── THE INPUT ──
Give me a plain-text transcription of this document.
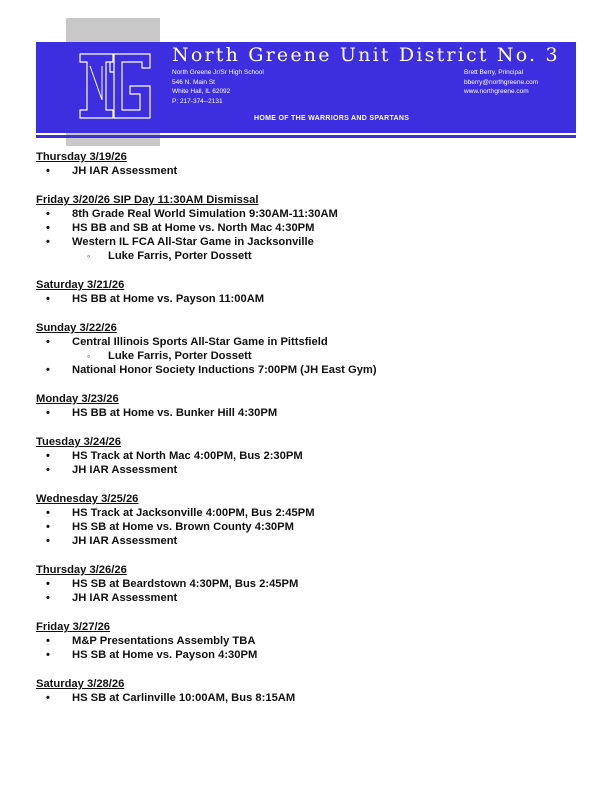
North Greene Unit District No. 3
North Greene Jr/Sr High School
546 N. Main St
White Hall, IL 62092
P: 217-374--2131
Brett Berry, Principal
bberry@northgreene.com
www.northgreene.com
HOME OF THE WARRIORS AND SPARTANS
Thursday 3/19/26
• JH IAR Assessment
Friday 3/20/26 SIP Day 11:30AM Dismissal
• 8th Grade Real World Simulation 9:30AM-11:30AM
• HS BB and SB at Home vs. North Mac 4:30PM
• Western IL FCA All-Star Game in Jacksonville
◦ Luke Farris, Porter Dossett
Saturday 3/21/26
• HS BB at Home vs. Payson 11:00AM
Sunday 3/22/26
• Central Illinois Sports All-Star Game in Pittsfield
◦ Luke Farris, Porter Dossett
• National Honor Society Inductions 7:00PM (JH East Gym)
Monday 3/23/26
• HS BB at Home vs. Bunker Hill 4:30PM
Tuesday 3/24/26
• HS Track at North Mac 4:00PM, Bus 2:30PM
• JH IAR Assessment
Wednesday 3/25/26
• HS Track at Jacksonville 4:00PM, Bus 2:45PM
• HS SB at Home vs. Brown County 4:30PM
• JH IAR Assessment
Thursday 3/26/26
• HS SB at Beardstown 4:30PM, Bus 2:45PM
• JH IAR Assessment
Friday 3/27/26
• M&P Presentations Assembly TBA
• HS SB at Home vs. Payson 4:30PM
Saturday 3/28/26
• HS SB at Carlinville 10:00AM, Bus 8:15AM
───
Copy out each record shown above without alteration, skipping any picture.

Give me a plain-text transcription of this document.
North Greene Unit District No. 3
North Greene Jr/Sr High School
546 N. Main St
White Hall, IL 62092
P: 217-374--2131
Brett Berry, Principal
bberry@northgreene.com
www.northgreene.com
HOME OF THE WARRIORS AND SPARTANS
Thursday 3/19/26
• JH IAR Assessment
Friday 3/20/26 SIP Day 11:30AM Dismissal
• 8th Grade Real World Simulation 9:30AM-11:30AM
• HS BB and SB at Home vs. North Mac 4:30PM
• Western IL FCA All-Star Game in Jacksonville
◦ Luke Farris, Porter Dossett
Saturday 3/21/26
• HS BB at Home vs. Payson 11:00AM
Sunday 3/22/26
• Central Illinois Sports All-Star Game in Pittsfield
◦ Luke Farris, Porter Dossett
• National Honor Society Inductions 7:00PM (JH East Gym)
Monday 3/23/26
• HS BB at Home vs. Bunker Hill 4:30PM
Tuesday 3/24/26
• HS Track at North Mac 4:00PM, Bus 2:30PM
• JH IAR Assessment
Wednesday 3/25/26
• HS Track at Jacksonville 4:00PM, Bus 2:45PM
• HS SB at Home vs. Brown County 4:30PM
• JH IAR Assessment
Thursday 3/26/26
• HS SB at Beardstown 4:30PM, Bus 2:45PM
• JH IAR Assessment
Friday 3/27/26
• M&P Presentations Assembly TBA
• HS SB at Home vs. Payson 4:30PM
Saturday 3/28/26
• HS SB at Carlinville 10:00AM, Bus 8:15AM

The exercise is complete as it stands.